- _Records shown_:
◆ ◆ ◆ ◆ ◆ ◆ ◆
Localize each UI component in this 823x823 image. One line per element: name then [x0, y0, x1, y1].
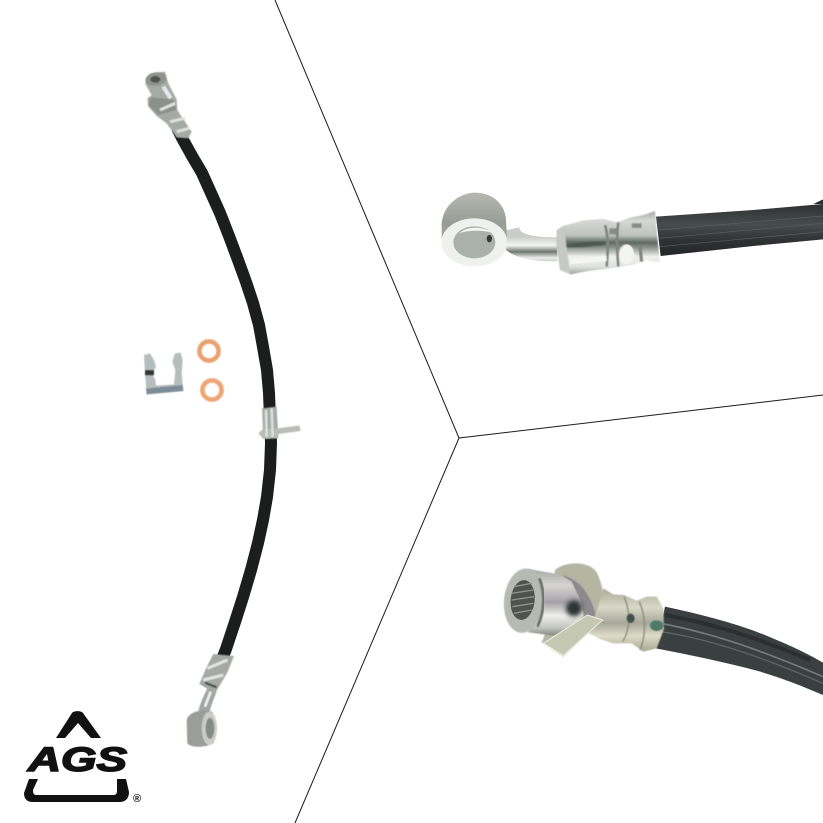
copper washer	[202, 380, 222, 400]
bottom banjo fitting	[187, 654, 234, 747]
fitting face	[501, 566, 547, 635]
top threaded fitting	[144, 71, 192, 138]
metal retaining clip	[144, 353, 183, 394]
banjo eye	[442, 193, 507, 243]
copper washer	[199, 341, 219, 361]
panel: full brake hose assembly	[144, 71, 301, 747]
hose	[656, 204, 823, 256]
registered trademark mark: ®	[133, 793, 141, 805]
AGS logo	[24, 711, 141, 805]
logo bottom bracket	[24, 779, 129, 802]
flange tab	[543, 615, 603, 656]
panel: banjo fitting close-up	[441, 193, 823, 274]
hose body	[177, 128, 271, 662]
panel: threaded fitting close-up	[501, 563, 823, 695]
divider lines between panels	[275, 0, 823, 823]
hose	[656, 607, 823, 695]
flange back	[542, 563, 605, 657]
threaded nose body	[528, 569, 583, 636]
logo wordmark: AGS	[27, 741, 127, 779]
panel: small parts	[144, 341, 222, 400]
logo top chevron	[56, 711, 101, 738]
crimped ferrule	[557, 211, 660, 274]
center bracket on hose	[258, 407, 301, 439]
crimped ferrule	[587, 588, 664, 652]
curved banjo tube	[507, 230, 557, 249]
◆ ◆ ◆ ◆ ◆ ◆ ◆
Copy the items from the line with "380, 222, 400]" to the line with "341, 219, 361]" without any changes.

- _Answer to this problem_:
copper washer	[202, 380, 222, 400]
bottom banjo fitting	[187, 654, 234, 747]
fitting face	[501, 566, 547, 635]
top threaded fitting	[144, 71, 192, 138]
metal retaining clip	[144, 353, 183, 394]
banjo eye	[442, 193, 507, 243]
copper washer	[199, 341, 219, 361]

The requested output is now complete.